### REQUEST
Omit all pictures and give the records below again exactly as written.

### DATA SUPPLIED
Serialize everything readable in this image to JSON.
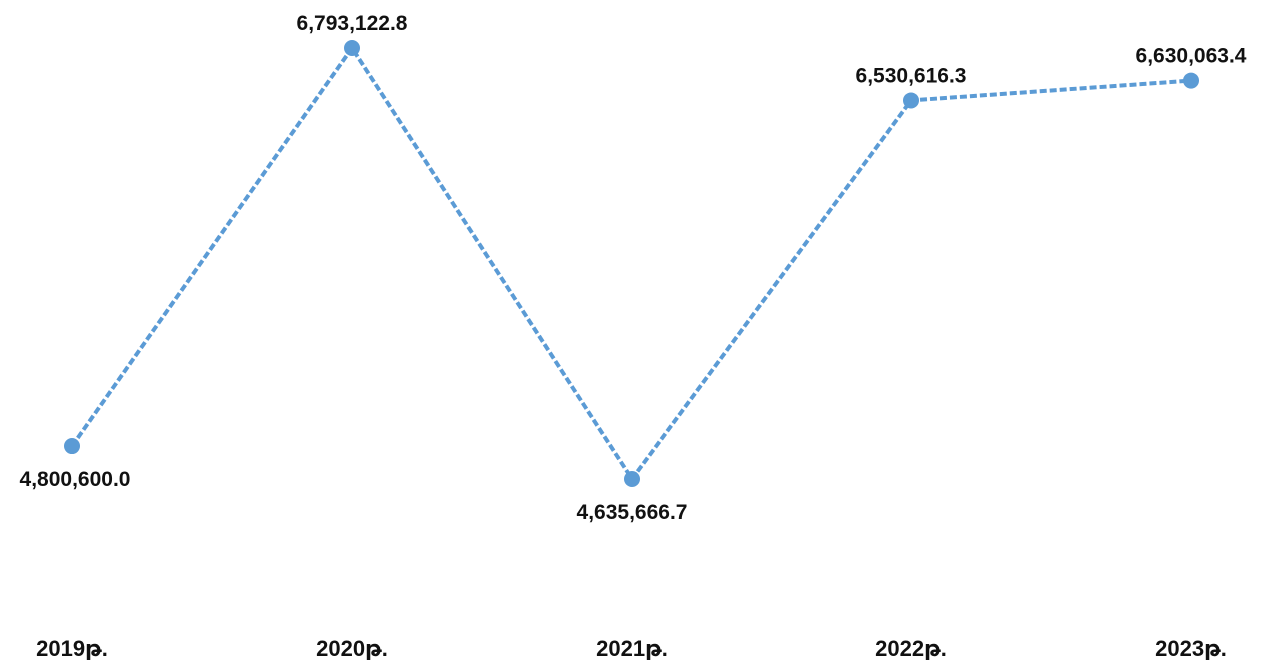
{
  "chart_data": {
    "type": "line",
    "title": "",
    "xlabel": "",
    "ylabel": "",
    "categories": [
      "2019թ.",
      "2020թ.",
      "2021թ.",
      "2022թ.",
      "2023թ."
    ],
    "series": [
      {
        "values": [
          4800600.0,
          6793122.8,
          4635666.7,
          6530616.3,
          6630063.4
        ],
        "data_labels": [
          "4,800,600.0",
          "6,793,122.8",
          "4,635,666.7",
          "6,530,616.3",
          "6,630,063.4"
        ],
        "color": "#5B9BD5",
        "line_style": "dashed",
        "marker": "circle"
      }
    ],
    "grid": false,
    "legend": "none",
    "y_axis_visible": false
  }
}
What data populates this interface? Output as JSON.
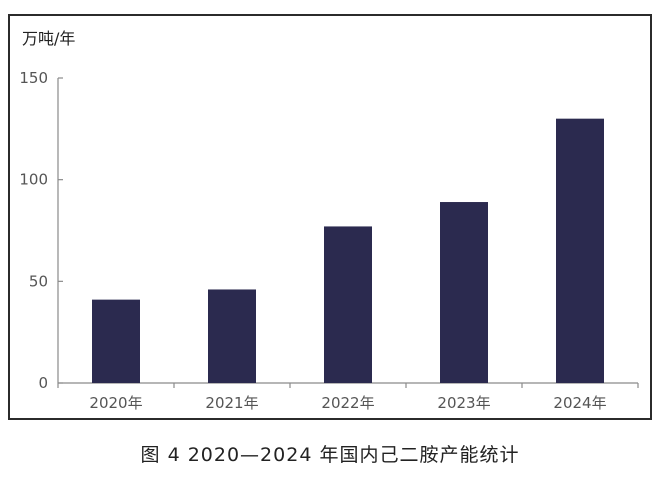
{
  "caption": "图 4  2020—2024 年国内己二胺产能统计",
  "chart_data": {
    "type": "bar",
    "unit_label": "万吨/年",
    "categories": [
      "2020年",
      "2021年",
      "2022年",
      "2023年",
      "2024年"
    ],
    "values": [
      41,
      46,
      77,
      89,
      130
    ],
    "ylim": [
      0,
      150
    ],
    "yticks": [
      0,
      50,
      100,
      150
    ],
    "bar_color": "#2b2a4f",
    "grid": false,
    "legend": "none"
  }
}
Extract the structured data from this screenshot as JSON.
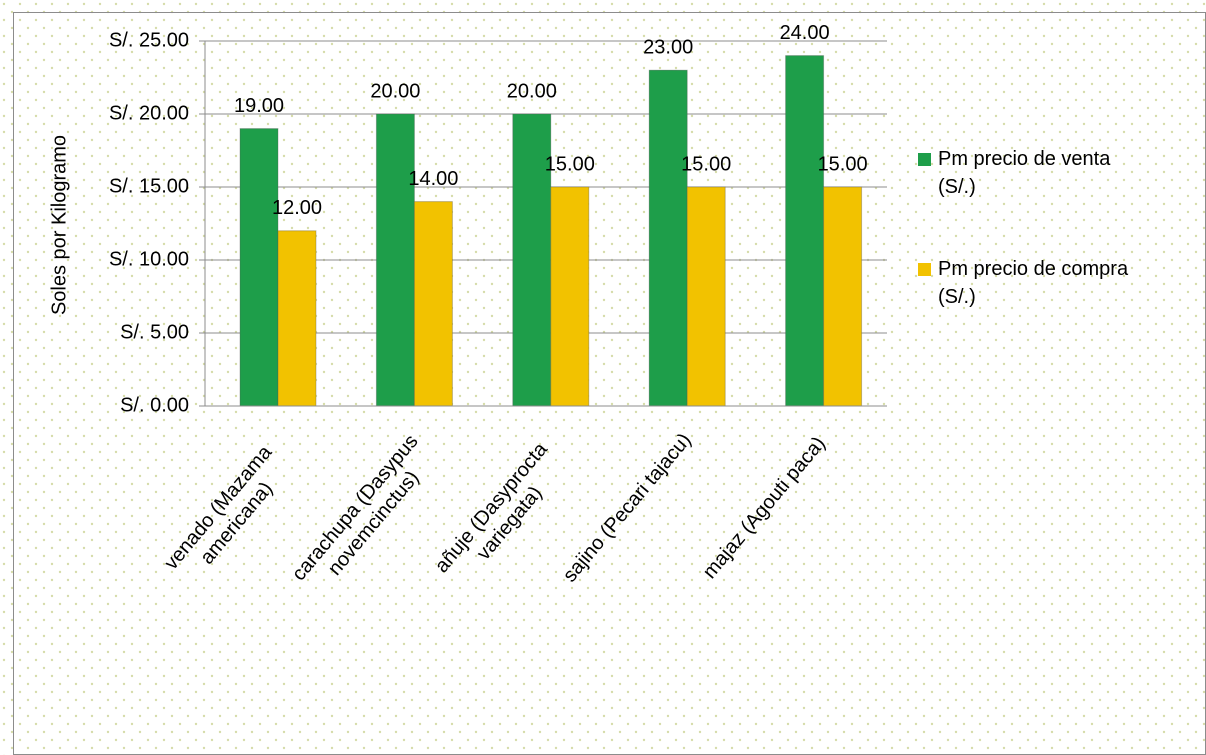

### EXERCISE SOLUTION
Serialize everything readable in this image to JSON.
{
  "chart_data": {
    "type": "line",
    "title": "",
    "xlabel": "",
    "ylabel": "",
    "categories": [
      "2019թ.",
      "2020թ.",
      "2021թ.",
      "2022թ.",
      "2023թ."
    ],
    "series": [
      {
        "values": [
          4800600.0,
          6793122.8,
          4635666.7,
          6530616.3,
          6630063.4
        ],
        "data_labels": [
          "4,800,600.0",
          "6,793,122.8",
          "4,635,666.7",
          "6,530,616.3",
          "6,630,063.4"
        ],
        "color": "#5B9BD5",
        "line_style": "dashed",
        "marker": "circle"
      }
    ],
    "grid": false,
    "legend": "none",
    "y_axis_visible": false
  }
}
What data populates this interface? Output as JSON.
{
  "caption": "图 4  2020—2024 年国内己二胺产能统计",
  "chart_data": {
    "type": "bar",
    "unit_label": "万吨/年",
    "categories": [
      "2020年",
      "2021年",
      "2022年",
      "2023年",
      "2024年"
    ],
    "values": [
      41,
      46,
      77,
      89,
      130
    ],
    "ylim": [
      0,
      150
    ],
    "yticks": [
      0,
      50,
      100,
      150
    ],
    "bar_color": "#2b2a4f",
    "grid": false,
    "legend": "none"
  }
}
Extract the structured data from this screenshot as JSON.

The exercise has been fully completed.